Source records
▼
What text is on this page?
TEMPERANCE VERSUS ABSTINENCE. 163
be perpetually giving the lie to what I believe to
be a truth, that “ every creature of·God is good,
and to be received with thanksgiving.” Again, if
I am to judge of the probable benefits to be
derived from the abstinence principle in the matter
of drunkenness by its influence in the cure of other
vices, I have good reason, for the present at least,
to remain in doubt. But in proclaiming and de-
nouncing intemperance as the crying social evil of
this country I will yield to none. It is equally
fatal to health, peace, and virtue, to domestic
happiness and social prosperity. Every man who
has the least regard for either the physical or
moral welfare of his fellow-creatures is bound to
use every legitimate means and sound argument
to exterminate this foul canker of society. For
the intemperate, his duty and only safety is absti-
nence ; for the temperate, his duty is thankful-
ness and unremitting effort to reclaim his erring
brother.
▲
> [Exercise requirements]
Give the number of lines where the string "least" occurs, without any further text.

> [Task answer]
2